## The problem
Set down every entry word for word. Omit the pictures.

## Dataset rows
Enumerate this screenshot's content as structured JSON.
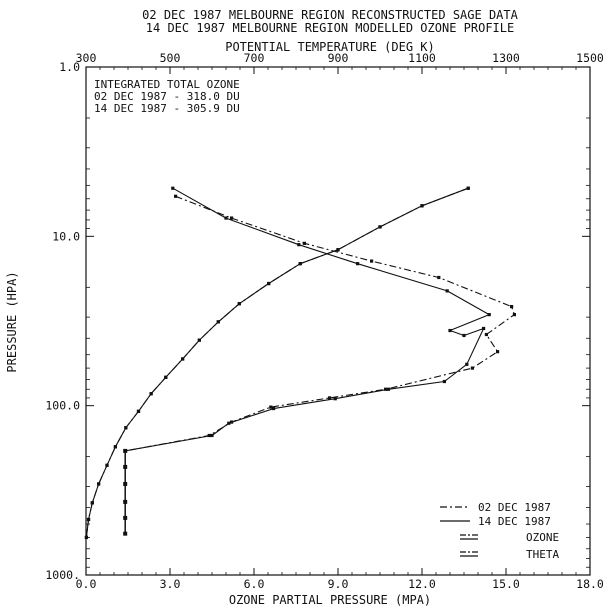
{
  "chart_data": {
    "type": "line",
    "title": "02 DEC 1987 MELBOURNE REGION RECONSTRUCTED SAGE DATA",
    "subtitle": "14 DEC 1987 MELBOURNE REGION MODELLED OZONE PROFILE",
    "xlabel": "OZONE PARTIAL PRESSURE (MPA)",
    "x2label": "POTENTIAL TEMPERATURE (DEG K)",
    "ylabel": "PRESSURE (HPA)",
    "xlim": [
      0,
      18
    ],
    "x2lim": [
      300,
      1500
    ],
    "ylim": [
      1000,
      1
    ],
    "yscale": "log",
    "x_ticks": [
      "0.0",
      "3.0",
      "6.0",
      "9.0",
      "12.0",
      "15.0",
      "18.0"
    ],
    "x2_ticks": [
      "300",
      "500",
      "700",
      "900",
      "1100",
      "1300",
      "1500"
    ],
    "y_ticks": [
      "1.0",
      "10.0",
      "100.0",
      "1000."
    ],
    "annotation": {
      "title": "INTEGRATED TOTAL OZONE",
      "lines": [
        "02 DEC 1987 - 318.0 DU",
        "14 DEC 1987 - 305.9 DU"
      ]
    },
    "legend": {
      "placement": "bottom-right",
      "items": [
        "02 DEC 1987",
        "14 DEC 1987",
        "OZONE",
        "THETA"
      ]
    },
    "series": [
      {
        "name": "OZONE",
        "dataset": "02 DEC 1987",
        "style": "dashdot",
        "axis": "bottom",
        "points": [
          [
            3.2,
            5.8
          ],
          [
            5.2,
            7.8
          ],
          [
            7.8,
            11.0
          ],
          [
            10.2,
            14.0
          ],
          [
            12.6,
            17.5
          ],
          [
            15.2,
            26.0
          ],
          [
            15.3,
            29.0
          ],
          [
            14.3,
            38.0
          ],
          [
            14.7,
            48.0
          ],
          [
            13.8,
            60.0
          ],
          [
            10.7,
            80.0
          ],
          [
            8.7,
            90.0
          ],
          [
            6.6,
            102.0
          ],
          [
            5.2,
            125.0
          ],
          [
            4.4,
            150.0
          ],
          [
            1.4,
            185.0
          ]
        ]
      },
      {
        "name": "OZONE",
        "dataset": "14 DEC 1987",
        "style": "solid",
        "axis": "bottom",
        "points": [
          [
            3.1,
            5.2
          ],
          [
            5.0,
            7.8
          ],
          [
            7.6,
            11.2
          ],
          [
            9.7,
            14.5
          ],
          [
            12.9,
            21.0
          ],
          [
            14.4,
            29.0
          ],
          [
            13.0,
            36.0
          ],
          [
            13.5,
            38.5
          ],
          [
            14.2,
            35.0
          ],
          [
            13.6,
            57.0
          ],
          [
            12.8,
            72.0
          ],
          [
            10.8,
            80.0
          ],
          [
            8.9,
            91.0
          ],
          [
            6.7,
            104.0
          ],
          [
            5.1,
            127.0
          ],
          [
            4.5,
            150.0
          ],
          [
            1.4,
            185.0
          ]
        ]
      },
      {
        "name": "THETA",
        "dataset": "02 DEC 1987",
        "style": "dashdot",
        "axis": "top",
        "points": [
          [
            1210,
            5.2
          ],
          [
            1100,
            6.6
          ],
          [
            1000,
            8.8
          ],
          [
            900,
            12.0
          ],
          [
            810,
            14.5
          ],
          [
            735,
            19.0
          ],
          [
            665,
            25.0
          ],
          [
            615,
            32.0
          ],
          [
            570,
            41.0
          ],
          [
            530,
            53.0
          ],
          [
            490,
            68.0
          ],
          [
            455,
            85.0
          ],
          [
            425,
            108.0
          ],
          [
            395,
            135.0
          ],
          [
            370,
            175.0
          ],
          [
            350,
            225.0
          ],
          [
            330,
            290.0
          ],
          [
            315,
            375.0
          ],
          [
            306,
            470.0
          ],
          [
            301,
            600.0
          ]
        ]
      },
      {
        "name": "THETA",
        "dataset": "14 DEC 1987",
        "style": "solid",
        "axis": "top",
        "points": [
          [
            1210,
            5.2
          ],
          [
            1100,
            6.6
          ],
          [
            1000,
            8.8
          ],
          [
            900,
            12.0
          ],
          [
            810,
            14.5
          ],
          [
            735,
            19.0
          ],
          [
            665,
            25.0
          ],
          [
            615,
            32.0
          ],
          [
            570,
            41.0
          ],
          [
            530,
            53.0
          ],
          [
            490,
            68.0
          ],
          [
            455,
            85.0
          ],
          [
            425,
            108.0
          ],
          [
            395,
            135.0
          ],
          [
            370,
            175.0
          ],
          [
            350,
            225.0
          ],
          [
            330,
            290.0
          ],
          [
            315,
            375.0
          ],
          [
            306,
            470.0
          ],
          [
            301,
            600.0
          ]
        ]
      }
    ],
    "surface_markers": {
      "x": 1.4,
      "y": [
        185.0,
        230.0,
        290.0,
        370.0,
        460.0,
        570.0
      ]
    }
  }
}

## Output below
Enumerate this screenshot's content as structured JSON.
{
  "chart_data": {
    "type": "line",
    "title": "02 DEC 1987 MELBOURNE REGION RECONSTRUCTED SAGE DATA",
    "subtitle": "14 DEC 1987 MELBOURNE REGION MODELLED OZONE PROFILE",
    "xlabel": "OZONE PARTIAL PRESSURE (MPA)",
    "x2label": "POTENTIAL TEMPERATURE (DEG K)",
    "ylabel": "PRESSURE (HPA)",
    "xlim": [
      0,
      18
    ],
    "x2lim": [
      300,
      1500
    ],
    "ylim": [
      1000,
      1
    ],
    "yscale": "log",
    "x_ticks": [
      "0.0",
      "3.0",
      "6.0",
      "9.0",
      "12.0",
      "15.0",
      "18.0"
    ],
    "x2_ticks": [
      "300",
      "500",
      "700",
      "900",
      "1100",
      "1300",
      "1500"
    ],
    "y_ticks": [
      "1.0",
      "10.0",
      "100.0",
      "1000."
    ],
    "annotation": {
      "title": "INTEGRATED TOTAL OZONE",
      "lines": [
        "02 DEC 1987 - 318.0 DU",
        "14 DEC 1987 - 305.9 DU"
      ]
    },
    "legend": {
      "placement": "bottom-right",
      "items": [
        "02 DEC 1987",
        "14 DEC 1987",
        "OZONE",
        "THETA"
      ]
    },
    "series": [
      {
        "name": "OZONE",
        "dataset": "02 DEC 1987",
        "style": "dashdot",
        "axis": "bottom",
        "points": [
          [
            3.2,
            5.8
          ],
          [
            5.2,
            7.8
          ],
          [
            7.8,
            11.0
          ],
          [
            10.2,
            14.0
          ],
          [
            12.6,
            17.5
          ],
          [
            15.2,
            26.0
          ],
          [
            15.3,
            29.0
          ],
          [
            14.3,
            38.0
          ],
          [
            14.7,
            48.0
          ],
          [
            13.8,
            60.0
          ],
          [
            10.7,
            80.0
          ],
          [
            8.7,
            90.0
          ],
          [
            6.6,
            102.0
          ],
          [
            5.2,
            125.0
          ],
          [
            4.4,
            150.0
          ],
          [
            1.4,
            185.0
          ]
        ]
      },
      {
        "name": "OZONE",
        "dataset": "14 DEC 1987",
        "style": "solid",
        "axis": "bottom",
        "points": [
          [
            3.1,
            5.2
          ],
          [
            5.0,
            7.8
          ],
          [
            7.6,
            11.2
          ],
          [
            9.7,
            14.5
          ],
          [
            12.9,
            21.0
          ],
          [
            14.4,
            29.0
          ],
          [
            13.0,
            36.0
          ],
          [
            13.5,
            38.5
          ],
          [
            14.2,
            35.0
          ],
          [
            13.6,
            57.0
          ],
          [
            12.8,
            72.0
          ],
          [
            10.8,
            80.0
          ],
          [
            8.9,
            91.0
          ],
          [
            6.7,
            104.0
          ],
          [
            5.1,
            127.0
          ],
          [
            4.5,
            150.0
          ],
          [
            1.4,
            185.0
          ]
        ]
      },
      {
        "name": "THETA",
        "dataset": "02 DEC 1987",
        "style": "dashdot",
        "axis": "top",
        "points": [
          [
            1210,
            5.2
          ],
          [
            1100,
            6.6
          ],
          [
            1000,
            8.8
          ],
          [
            900,
            12.0
          ],
          [
            810,
            14.5
          ],
          [
            735,
            19.0
          ],
          [
            665,
            25.0
          ],
          [
            615,
            32.0
          ],
          [
            570,
            41.0
          ],
          [
            530,
            53.0
          ],
          [
            490,
            68.0
          ],
          [
            455,
            85.0
          ],
          [
            425,
            108.0
          ],
          [
            395,
            135.0
          ],
          [
            370,
            175.0
          ],
          [
            350,
            225.0
          ],
          [
            330,
            290.0
          ],
          [
            315,
            375.0
          ],
          [
            306,
            470.0
          ],
          [
            301,
            600.0
          ]
        ]
      },
      {
        "name": "THETA",
        "dataset": "14 DEC 1987",
        "style": "solid",
        "axis": "top",
        "points": [
          [
            1210,
            5.2
          ],
          [
            1100,
            6.6
          ],
          [
            1000,
            8.8
          ],
          [
            900,
            12.0
          ],
          [
            810,
            14.5
          ],
          [
            735,
            19.0
          ],
          [
            665,
            25.0
          ],
          [
            615,
            32.0
          ],
          [
            570,
            41.0
          ],
          [
            530,
            53.0
          ],
          [
            490,
            68.0
          ],
          [
            455,
            85.0
          ],
          [
            425,
            108.0
          ],
          [
            395,
            135.0
          ],
          [
            370,
            175.0
          ],
          [
            350,
            225.0
          ],
          [
            330,
            290.0
          ],
          [
            315,
            375.0
          ],
          [
            306,
            470.0
          ],
          [
            301,
            600.0
          ]
        ]
      }
    ],
    "surface_markers": {
      "x": 1.4,
      "y": [
        185.0,
        230.0,
        290.0,
        370.0,
        460.0,
        570.0
      ]
    }
  }
}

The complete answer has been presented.